§ **BRIEF**: Output the lines that follow exactly as they are.

┌─ STORED ROWS

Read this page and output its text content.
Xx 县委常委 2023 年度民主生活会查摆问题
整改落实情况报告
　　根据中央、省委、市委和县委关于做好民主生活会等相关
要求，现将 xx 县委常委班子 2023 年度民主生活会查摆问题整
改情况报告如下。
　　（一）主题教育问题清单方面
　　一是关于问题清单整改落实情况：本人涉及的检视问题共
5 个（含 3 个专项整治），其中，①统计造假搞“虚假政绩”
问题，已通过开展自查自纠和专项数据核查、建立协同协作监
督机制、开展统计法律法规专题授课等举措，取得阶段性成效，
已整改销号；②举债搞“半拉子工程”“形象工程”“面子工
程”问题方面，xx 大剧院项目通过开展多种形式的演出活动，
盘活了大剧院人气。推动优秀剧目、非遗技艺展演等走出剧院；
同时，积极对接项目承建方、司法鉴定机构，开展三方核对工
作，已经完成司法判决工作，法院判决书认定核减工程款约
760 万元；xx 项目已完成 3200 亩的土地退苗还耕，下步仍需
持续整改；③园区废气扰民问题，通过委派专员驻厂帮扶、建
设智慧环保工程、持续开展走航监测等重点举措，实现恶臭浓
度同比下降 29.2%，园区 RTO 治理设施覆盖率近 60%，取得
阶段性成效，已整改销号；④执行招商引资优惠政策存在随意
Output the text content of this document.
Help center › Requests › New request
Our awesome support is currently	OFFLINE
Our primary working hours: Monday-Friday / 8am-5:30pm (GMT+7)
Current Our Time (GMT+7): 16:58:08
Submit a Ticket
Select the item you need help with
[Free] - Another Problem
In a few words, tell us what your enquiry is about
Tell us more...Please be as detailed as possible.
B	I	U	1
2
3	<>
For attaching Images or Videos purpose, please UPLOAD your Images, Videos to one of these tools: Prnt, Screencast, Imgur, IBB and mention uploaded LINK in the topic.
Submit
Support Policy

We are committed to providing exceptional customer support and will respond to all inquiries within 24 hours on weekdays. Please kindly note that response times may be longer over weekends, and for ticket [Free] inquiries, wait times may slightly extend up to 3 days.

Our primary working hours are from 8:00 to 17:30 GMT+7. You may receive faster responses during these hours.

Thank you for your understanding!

└─

§ **THE OUTPUT**:
Read this page and output its text content.
Xx 县委常委 2023 年度民主生活会查摆问题
整改落实情况报告
　　根据中央、省委、市委和县委关于做好民主生活会等相关
要求，现将 xx 县委常委班子 2023 年度民主生活会查摆问题整
改情况报告如下。
　　（一）主题教育问题清单方面
　　一是关于问题清单整改落实情况：本人涉及的检视问题共
5 个（含 3 个专项整治），其中，①统计造假搞“虚假政绩”
问题，已通过开展自查自纠和专项数据核查、建立协同协作监
督机制、开展统计法律法规专题授课等举措，取得阶段性成效，
已整改销号；②举债搞“半拉子工程”“形象工程”“面子工
程”问题方面，xx 大剧院项目通过开展多种形式的演出活动，
盘活了大剧院人气。推动优秀剧目、非遗技艺展演等走出剧院；
同时，积极对接项目承建方、司法鉴定机构，开展三方核对工
作，已经完成司法判决工作，法院判决书认定核减工程款约
760 万元；xx 项目已完成 3200 亩的土地退苗还耕，下步仍需
持续整改；③园区废气扰民问题，通过委派专员驻厂帮扶、建
设智慧环保工程、持续开展走航监测等重点举措，实现恶臭浓
度同比下降 29.2%，园区 RTO 治理设施覆盖率近 60%，取得
阶段性成效，已整改销号；④执行招商引资优惠政策存在随意
Output the text content of this document.
Help center › Requests › New request
Our awesome support is currently	OFFLINE
Our primary working hours: Monday-Friday / 8am-5:30pm (GMT+7)
Current Our Time (GMT+7): 16:58:08
Submit a Ticket
Select the item you need help with
[Free] - Another Problem
In a few words, tell us what your enquiry is about
Tell us more...Please be as detailed as possible.
B	I	U	1
2
3	<>
For attaching Images or Videos purpose, please UPLOAD your Images, Videos to one of these tools: Prnt, Screencast, Imgur, IBB and mention uploaded LINK in the topic.
Submit
Support Policy

We are committed to providing exceptional customer support and will respond to all inquiries within 24 hours on weekdays. Please kindly note that response times may be longer over weekends, and for ticket [Free] inquiries, wait times may slightly extend up to 3 days.

Our primary working hours are from 8:00 to 17:30 GMT+7. You may receive faster responses during these hours.

Thank you for your understanding!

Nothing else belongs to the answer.